__WHAT IS NEEDED__
Copy all the material that follows, keeping every character the same.

[A run of records]
-- start --

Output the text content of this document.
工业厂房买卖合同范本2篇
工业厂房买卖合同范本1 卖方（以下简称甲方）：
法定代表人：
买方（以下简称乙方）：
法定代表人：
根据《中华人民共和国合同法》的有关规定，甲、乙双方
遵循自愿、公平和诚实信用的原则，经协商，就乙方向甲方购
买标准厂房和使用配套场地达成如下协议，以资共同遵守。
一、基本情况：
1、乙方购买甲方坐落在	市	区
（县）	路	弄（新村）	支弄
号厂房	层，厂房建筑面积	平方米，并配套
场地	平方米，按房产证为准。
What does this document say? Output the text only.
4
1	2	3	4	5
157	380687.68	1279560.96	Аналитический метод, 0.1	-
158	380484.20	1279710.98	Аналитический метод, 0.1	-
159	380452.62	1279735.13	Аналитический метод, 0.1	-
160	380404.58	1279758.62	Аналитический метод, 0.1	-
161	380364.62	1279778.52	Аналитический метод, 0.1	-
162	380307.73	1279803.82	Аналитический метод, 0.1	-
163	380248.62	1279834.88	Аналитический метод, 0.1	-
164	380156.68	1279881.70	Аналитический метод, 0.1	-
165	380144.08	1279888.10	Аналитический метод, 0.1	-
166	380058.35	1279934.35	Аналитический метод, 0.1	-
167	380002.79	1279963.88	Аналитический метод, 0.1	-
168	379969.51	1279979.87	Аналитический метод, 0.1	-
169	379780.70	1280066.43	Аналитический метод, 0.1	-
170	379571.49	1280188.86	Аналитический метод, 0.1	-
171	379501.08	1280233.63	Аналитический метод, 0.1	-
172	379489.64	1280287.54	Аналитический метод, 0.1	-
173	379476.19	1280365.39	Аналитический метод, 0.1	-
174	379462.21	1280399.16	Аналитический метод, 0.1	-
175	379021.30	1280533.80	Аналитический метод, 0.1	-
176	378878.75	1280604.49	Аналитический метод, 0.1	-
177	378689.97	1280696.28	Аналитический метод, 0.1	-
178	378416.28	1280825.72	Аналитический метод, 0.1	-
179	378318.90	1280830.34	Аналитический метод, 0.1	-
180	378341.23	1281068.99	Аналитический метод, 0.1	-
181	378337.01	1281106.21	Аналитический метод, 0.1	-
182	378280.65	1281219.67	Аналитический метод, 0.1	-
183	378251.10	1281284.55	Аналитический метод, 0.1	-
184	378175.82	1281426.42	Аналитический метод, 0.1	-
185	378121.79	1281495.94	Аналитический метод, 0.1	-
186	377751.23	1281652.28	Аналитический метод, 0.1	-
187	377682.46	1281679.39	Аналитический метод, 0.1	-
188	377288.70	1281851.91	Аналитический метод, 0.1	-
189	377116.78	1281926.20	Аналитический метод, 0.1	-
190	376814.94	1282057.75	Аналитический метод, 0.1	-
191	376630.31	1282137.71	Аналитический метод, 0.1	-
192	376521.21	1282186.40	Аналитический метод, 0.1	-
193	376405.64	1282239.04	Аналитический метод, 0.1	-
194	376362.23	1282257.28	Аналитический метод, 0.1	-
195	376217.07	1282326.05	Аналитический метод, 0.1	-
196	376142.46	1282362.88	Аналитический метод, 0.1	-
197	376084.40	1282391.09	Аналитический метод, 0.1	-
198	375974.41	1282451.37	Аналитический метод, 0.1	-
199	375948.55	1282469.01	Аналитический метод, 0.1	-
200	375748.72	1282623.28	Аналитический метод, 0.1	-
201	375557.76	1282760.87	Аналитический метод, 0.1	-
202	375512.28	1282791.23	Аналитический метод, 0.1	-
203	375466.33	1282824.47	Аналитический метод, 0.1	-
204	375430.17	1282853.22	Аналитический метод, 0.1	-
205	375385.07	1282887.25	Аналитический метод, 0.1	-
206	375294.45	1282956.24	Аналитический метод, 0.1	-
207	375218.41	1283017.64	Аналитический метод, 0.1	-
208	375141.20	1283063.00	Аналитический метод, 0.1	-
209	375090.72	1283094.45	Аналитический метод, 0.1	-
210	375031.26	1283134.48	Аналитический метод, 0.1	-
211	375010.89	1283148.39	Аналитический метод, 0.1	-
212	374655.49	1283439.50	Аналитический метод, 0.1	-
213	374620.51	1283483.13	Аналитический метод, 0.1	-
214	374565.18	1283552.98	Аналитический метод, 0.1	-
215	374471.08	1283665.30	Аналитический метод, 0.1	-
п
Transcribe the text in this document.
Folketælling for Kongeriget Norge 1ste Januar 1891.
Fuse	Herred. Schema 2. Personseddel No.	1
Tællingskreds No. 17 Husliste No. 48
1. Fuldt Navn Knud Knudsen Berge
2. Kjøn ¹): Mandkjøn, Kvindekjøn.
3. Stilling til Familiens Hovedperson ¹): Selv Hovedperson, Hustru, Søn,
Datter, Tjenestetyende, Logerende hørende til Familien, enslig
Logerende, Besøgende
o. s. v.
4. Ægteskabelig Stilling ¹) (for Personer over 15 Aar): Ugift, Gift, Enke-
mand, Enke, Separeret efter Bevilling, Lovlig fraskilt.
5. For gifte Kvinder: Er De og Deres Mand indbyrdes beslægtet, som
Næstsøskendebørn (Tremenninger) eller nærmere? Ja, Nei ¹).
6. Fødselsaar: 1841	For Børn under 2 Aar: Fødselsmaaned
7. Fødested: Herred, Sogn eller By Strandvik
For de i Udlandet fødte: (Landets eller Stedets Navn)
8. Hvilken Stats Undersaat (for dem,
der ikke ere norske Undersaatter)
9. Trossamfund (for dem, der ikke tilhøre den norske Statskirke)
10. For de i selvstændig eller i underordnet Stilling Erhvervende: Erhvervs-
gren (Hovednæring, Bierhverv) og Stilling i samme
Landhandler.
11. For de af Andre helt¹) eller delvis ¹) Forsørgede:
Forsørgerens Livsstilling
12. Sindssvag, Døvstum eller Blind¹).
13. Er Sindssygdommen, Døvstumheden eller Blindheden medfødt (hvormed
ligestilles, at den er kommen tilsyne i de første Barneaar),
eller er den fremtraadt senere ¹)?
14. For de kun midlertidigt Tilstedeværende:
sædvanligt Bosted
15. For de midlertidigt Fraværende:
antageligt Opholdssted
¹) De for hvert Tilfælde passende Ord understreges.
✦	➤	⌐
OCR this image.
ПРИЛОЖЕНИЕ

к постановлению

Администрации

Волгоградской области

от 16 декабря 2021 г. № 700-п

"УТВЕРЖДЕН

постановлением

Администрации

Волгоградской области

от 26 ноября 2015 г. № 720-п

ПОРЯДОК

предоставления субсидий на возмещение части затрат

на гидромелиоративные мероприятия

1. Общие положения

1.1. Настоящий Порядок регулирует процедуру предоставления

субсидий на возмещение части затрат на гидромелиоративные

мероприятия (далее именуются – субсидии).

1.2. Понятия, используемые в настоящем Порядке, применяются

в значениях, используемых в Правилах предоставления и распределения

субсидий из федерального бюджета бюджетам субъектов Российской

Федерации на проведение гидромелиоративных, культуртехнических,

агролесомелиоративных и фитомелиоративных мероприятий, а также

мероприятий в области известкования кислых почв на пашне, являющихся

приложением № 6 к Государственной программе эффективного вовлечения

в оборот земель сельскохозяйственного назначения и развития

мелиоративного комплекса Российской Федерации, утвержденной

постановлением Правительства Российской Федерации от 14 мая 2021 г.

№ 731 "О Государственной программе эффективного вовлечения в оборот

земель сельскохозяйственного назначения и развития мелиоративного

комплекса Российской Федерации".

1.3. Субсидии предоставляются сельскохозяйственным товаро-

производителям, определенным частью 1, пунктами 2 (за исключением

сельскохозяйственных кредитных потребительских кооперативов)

-- end --

__FINISHED ANSWER__
Output the text content of this document.
工业厂房买卖合同范本2篇
工业厂房买卖合同范本1 卖方（以下简称甲方）：
法定代表人：
买方（以下简称乙方）：
法定代表人：
根据《中华人民共和国合同法》的有关规定，甲、乙双方
遵循自愿、公平和诚实信用的原则，经协商，就乙方向甲方购
买标准厂房和使用配套场地达成如下协议，以资共同遵守。
一、基本情况：
1、乙方购买甲方坐落在	市	区
（县）	路	弄（新村）	支弄
号厂房	层，厂房建筑面积	平方米，并配套
场地	平方米，按房产证为准。
What does this document say? Output the text only.
4
1	2	3	4	5
157	380687.68	1279560.96	Аналитический метод, 0.1	-
158	380484.20	1279710.98	Аналитический метод, 0.1	-
159	380452.62	1279735.13	Аналитический метод, 0.1	-
160	380404.58	1279758.62	Аналитический метод, 0.1	-
161	380364.62	1279778.52	Аналитический метод, 0.1	-
162	380307.73	1279803.82	Аналитический метод, 0.1	-
163	380248.62	1279834.88	Аналитический метод, 0.1	-
164	380156.68	1279881.70	Аналитический метод, 0.1	-
165	380144.08	1279888.10	Аналитический метод, 0.1	-
166	380058.35	1279934.35	Аналитический метод, 0.1	-
167	380002.79	1279963.88	Аналитический метод, 0.1	-
168	379969.51	1279979.87	Аналитический метод, 0.1	-
169	379780.70	1280066.43	Аналитический метод, 0.1	-
170	379571.49	1280188.86	Аналитический метод, 0.1	-
171	379501.08	1280233.63	Аналитический метод, 0.1	-
172	379489.64	1280287.54	Аналитический метод, 0.1	-
173	379476.19	1280365.39	Аналитический метод, 0.1	-
174	379462.21	1280399.16	Аналитический метод, 0.1	-
175	379021.30	1280533.80	Аналитический метод, 0.1	-
176	378878.75	1280604.49	Аналитический метод, 0.1	-
177	378689.97	1280696.28	Аналитический метод, 0.1	-
178	378416.28	1280825.72	Аналитический метод, 0.1	-
179	378318.90	1280830.34	Аналитический метод, 0.1	-
180	378341.23	1281068.99	Аналитический метод, 0.1	-
181	378337.01	1281106.21	Аналитический метод, 0.1	-
182	378280.65	1281219.67	Аналитический метод, 0.1	-
183	378251.10	1281284.55	Аналитический метод, 0.1	-
184	378175.82	1281426.42	Аналитический метод, 0.1	-
185	378121.79	1281495.94	Аналитический метод, 0.1	-
186	377751.23	1281652.28	Аналитический метод, 0.1	-
187	377682.46	1281679.39	Аналитический метод, 0.1	-
188	377288.70	1281851.91	Аналитический метод, 0.1	-
189	377116.78	1281926.20	Аналитический метод, 0.1	-
190	376814.94	1282057.75	Аналитический метод, 0.1	-
191	376630.31	1282137.71	Аналитический метод, 0.1	-
192	376521.21	1282186.40	Аналитический метод, 0.1	-
193	376405.64	1282239.04	Аналитический метод, 0.1	-
194	376362.23	1282257.28	Аналитический метод, 0.1	-
195	376217.07	1282326.05	Аналитический метод, 0.1	-
196	376142.46	1282362.88	Аналитический метод, 0.1	-
197	376084.40	1282391.09	Аналитический метод, 0.1	-
198	375974.41	1282451.37	Аналитический метод, 0.1	-
199	375948.55	1282469.01	Аналитический метод, 0.1	-
200	375748.72	1282623.28	Аналитический метод, 0.1	-
201	375557.76	1282760.87	Аналитический метод, 0.1	-
202	375512.28	1282791.23	Аналитический метод, 0.1	-
203	375466.33	1282824.47	Аналитический метод, 0.1	-
204	375430.17	1282853.22	Аналитический метод, 0.1	-
205	375385.07	1282887.25	Аналитический метод, 0.1	-
206	375294.45	1282956.24	Аналитический метод, 0.1	-
207	375218.41	1283017.64	Аналитический метод, 0.1	-
208	375141.20	1283063.00	Аналитический метод, 0.1	-
209	375090.72	1283094.45	Аналитический метод, 0.1	-
210	375031.26	1283134.48	Аналитический метод, 0.1	-
211	375010.89	1283148.39	Аналитический метод, 0.1	-
212	374655.49	1283439.50	Аналитический метод, 0.1	-
213	374620.51	1283483.13	Аналитический метод, 0.1	-
214	374565.18	1283552.98	Аналитический метод, 0.1	-
215	374471.08	1283665.30	Аналитический метод, 0.1	-
п
Transcribe the text in this document.
Folketælling for Kongeriget Norge 1ste Januar 1891.
Fuse	Herred. Schema 2. Personseddel No.	1
Tællingskreds No. 17 Husliste No. 48
1. Fuldt Navn Knud Knudsen Berge
2. Kjøn ¹): Mandkjøn, Kvindekjøn.
3. Stilling til Familiens Hovedperson ¹): Selv Hovedperson, Hustru, Søn,
Datter, Tjenestetyende, Logerende hørende til Familien, enslig
Logerende, Besøgende
o. s. v.
4. Ægteskabelig Stilling ¹) (for Personer over 15 Aar): Ugift, Gift, Enke-
mand, Enke, Separeret efter Bevilling, Lovlig fraskilt.
5. For gifte Kvinder: Er De og Deres Mand indbyrdes beslægtet, som
Næstsøskendebørn (Tremenninger) eller nærmere? Ja, Nei ¹).
6. Fødselsaar: 1841	For Børn under 2 Aar: Fødselsmaaned
7. Fødested: Herred, Sogn eller By Strandvik
For de i Udlandet fødte: (Landets eller Stedets Navn)
8. Hvilken Stats Undersaat (for dem,
der ikke ere norske Undersaatter)
9. Trossamfund (for dem, der ikke tilhøre den norske Statskirke)
10. For de i selvstændig eller i underordnet Stilling Erhvervende: Erhvervs-
gren (Hovednæring, Bierhverv) og Stilling i samme
Landhandler.
11. For de af Andre helt¹) eller delvis ¹) Forsørgede:
Forsørgerens Livsstilling
12. Sindssvag, Døvstum eller Blind¹).
13. Er Sindssygdommen, Døvstumheden eller Blindheden medfødt (hvormed
ligestilles, at den er kommen tilsyne i de første Barneaar),
eller er den fremtraadt senere ¹)?
14. For de kun midlertidigt Tilstedeværende:
sædvanligt Bosted
15. For de midlertidigt Fraværende:
antageligt Opholdssted
¹) De for hvert Tilfælde passende Ord understreges.
✦	➤	⌐
OCR this image.
ПРИЛОЖЕНИЕ

к постановлению

Администрации

Волгоградской области

от 16 декабря 2021 г. № 700-п

"УТВЕРЖДЕН

постановлением

Администрации

Волгоградской области

от 26 ноября 2015 г. № 720-п

ПОРЯДОК

предоставления субсидий на возмещение части затрат

на гидромелиоративные мероприятия

1. Общие положения

1.1. Настоящий Порядок регулирует процедуру предоставления

субсидий на возмещение части затрат на гидромелиоративные

мероприятия (далее именуются – субсидии).

1.2. Понятия, используемые в настоящем Порядке, применяются

в значениях, используемых в Правилах предоставления и распределения

субсидий из федерального бюджета бюджетам субъектов Российской

Федерации на проведение гидромелиоративных, культуртехнических,

агролесомелиоративных и фитомелиоративных мероприятий, а также

мероприятий в области известкования кислых почв на пашне, являющихся

приложением № 6 к Государственной программе эффективного вовлечения

в оборот земель сельскохозяйственного назначения и развития

мелиоративного комплекса Российской Федерации, утвержденной

постановлением Правительства Российской Федерации от 14 мая 2021 г.

№ 731 "О Государственной программе эффективного вовлечения в оборот

земель сельскохозяйственного назначения и развития мелиоративного

комплекса Российской Федерации".

1.3. Субсидии предоставляются сельскохозяйственным товаро-

производителям, определенным частью 1, пунктами 2 (за исключением

сельскохозяйственных кредитных потребительских кооперативов)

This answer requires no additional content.